Your task is to print all of the material verbatim.

• **EXTRACTED MATERIAL**:

::::

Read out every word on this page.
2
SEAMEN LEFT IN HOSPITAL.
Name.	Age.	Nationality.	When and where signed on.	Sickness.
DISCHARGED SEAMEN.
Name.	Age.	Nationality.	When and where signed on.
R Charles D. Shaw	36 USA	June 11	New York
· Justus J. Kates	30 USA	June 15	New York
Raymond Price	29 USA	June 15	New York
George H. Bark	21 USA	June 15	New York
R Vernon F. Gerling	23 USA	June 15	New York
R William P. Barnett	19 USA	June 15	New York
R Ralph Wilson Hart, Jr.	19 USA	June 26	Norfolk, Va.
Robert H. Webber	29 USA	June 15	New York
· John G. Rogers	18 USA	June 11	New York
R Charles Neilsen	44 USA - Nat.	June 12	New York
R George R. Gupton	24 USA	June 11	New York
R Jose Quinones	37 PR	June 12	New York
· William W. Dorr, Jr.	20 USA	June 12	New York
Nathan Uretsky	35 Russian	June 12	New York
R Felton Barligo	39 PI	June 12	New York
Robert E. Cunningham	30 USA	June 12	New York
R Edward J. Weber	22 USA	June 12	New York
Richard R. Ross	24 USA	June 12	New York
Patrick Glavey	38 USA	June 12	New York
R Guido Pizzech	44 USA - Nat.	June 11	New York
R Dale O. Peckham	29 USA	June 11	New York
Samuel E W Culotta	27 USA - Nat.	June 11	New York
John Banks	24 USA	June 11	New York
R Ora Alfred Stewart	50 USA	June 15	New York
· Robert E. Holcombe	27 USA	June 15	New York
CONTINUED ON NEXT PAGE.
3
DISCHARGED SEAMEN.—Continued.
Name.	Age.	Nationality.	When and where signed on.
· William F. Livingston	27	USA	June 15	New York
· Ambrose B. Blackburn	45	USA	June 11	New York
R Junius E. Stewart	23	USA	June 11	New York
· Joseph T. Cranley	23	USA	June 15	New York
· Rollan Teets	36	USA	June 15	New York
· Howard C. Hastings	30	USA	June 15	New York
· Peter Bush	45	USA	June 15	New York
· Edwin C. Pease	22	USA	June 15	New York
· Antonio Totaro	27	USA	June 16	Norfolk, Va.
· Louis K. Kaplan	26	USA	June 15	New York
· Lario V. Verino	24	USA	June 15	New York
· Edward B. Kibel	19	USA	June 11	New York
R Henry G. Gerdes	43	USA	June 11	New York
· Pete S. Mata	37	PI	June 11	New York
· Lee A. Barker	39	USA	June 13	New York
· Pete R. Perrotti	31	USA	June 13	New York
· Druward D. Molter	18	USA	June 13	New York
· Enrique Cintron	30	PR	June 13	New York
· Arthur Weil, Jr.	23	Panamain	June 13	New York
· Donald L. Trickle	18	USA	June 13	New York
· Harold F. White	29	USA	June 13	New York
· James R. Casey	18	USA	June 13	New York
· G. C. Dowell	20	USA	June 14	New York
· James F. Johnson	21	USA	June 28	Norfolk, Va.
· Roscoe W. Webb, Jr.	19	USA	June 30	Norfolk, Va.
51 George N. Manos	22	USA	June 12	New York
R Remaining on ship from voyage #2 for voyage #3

::::

• **RESPONSE TO THIS TASK**:
Read out every word on this page.
2
SEAMEN LEFT IN HOSPITAL.
Name.	Age.	Nationality.	When and where signed on.	Sickness.
DISCHARGED SEAMEN.
Name.	Age.	Nationality.	When and where signed on.
R Charles D. Shaw	36 USA	June 11	New York
· Justus J. Kates	30 USA	June 15	New York
Raymond Price	29 USA	June 15	New York
George H. Bark	21 USA	June 15	New York
R Vernon F. Gerling	23 USA	June 15	New York
R William P. Barnett	19 USA	June 15	New York
R Ralph Wilson Hart, Jr.	19 USA	June 26	Norfolk, Va.
Robert H. Webber	29 USA	June 15	New York
· John G. Rogers	18 USA	June 11	New York
R Charles Neilsen	44 USA - Nat.	June 12	New York
R George R. Gupton	24 USA	June 11	New York
R Jose Quinones	37 PR	June 12	New York
· William W. Dorr, Jr.	20 USA	June 12	New York
Nathan Uretsky	35 Russian	June 12	New York
R Felton Barligo	39 PI	June 12	New York
Robert E. Cunningham	30 USA	June 12	New York
R Edward J. Weber	22 USA	June 12	New York
Richard R. Ross	24 USA	June 12	New York
Patrick Glavey	38 USA	June 12	New York
R Guido Pizzech	44 USA - Nat.	June 11	New York
R Dale O. Peckham	29 USA	June 11	New York
Samuel E W Culotta	27 USA - Nat.	June 11	New York
John Banks	24 USA	June 11	New York
R Ora Alfred Stewart	50 USA	June 15	New York
· Robert E. Holcombe	27 USA	June 15	New York
CONTINUED ON NEXT PAGE.
3
DISCHARGED SEAMEN.—Continued.
Name.	Age.	Nationality.	When and where signed on.
· William F. Livingston	27	USA	June 15	New York
· Ambrose B. Blackburn	45	USA	June 11	New York
R Junius E. Stewart	23	USA	June 11	New York
· Joseph T. Cranley	23	USA	June 15	New York
· Rollan Teets	36	USA	June 15	New York
· Howard C. Hastings	30	USA	June 15	New York
· Peter Bush	45	USA	June 15	New York
· Edwin C. Pease	22	USA	June 15	New York
· Antonio Totaro	27	USA	June 16	Norfolk, Va.
· Louis K. Kaplan	26	USA	June 15	New York
· Lario V. Verino	24	USA	June 15	New York
· Edward B. Kibel	19	USA	June 11	New York
R Henry G. Gerdes	43	USA	June 11	New York
· Pete S. Mata	37	PI	June 11	New York
· Lee A. Barker	39	USA	June 13	New York
· Pete R. Perrotti	31	USA	June 13	New York
· Druward D. Molter	18	USA	June 13	New York
· Enrique Cintron	30	PR	June 13	New York
· Arthur Weil, Jr.	23	Panamain	June 13	New York
· Donald L. Trickle	18	USA	June 13	New York
· Harold F. White	29	USA	June 13	New York
· James R. Casey	18	USA	June 13	New York
· G. C. Dowell	20	USA	June 14	New York
· James F. Johnson	21	USA	June 28	Norfolk, Va.
· Roscoe W. Webb, Jr.	19	USA	June 30	Norfolk, Va.
51 George N. Manos	22	USA	June 12	New York
R Remaining on ship from voyage #2 for voyage #3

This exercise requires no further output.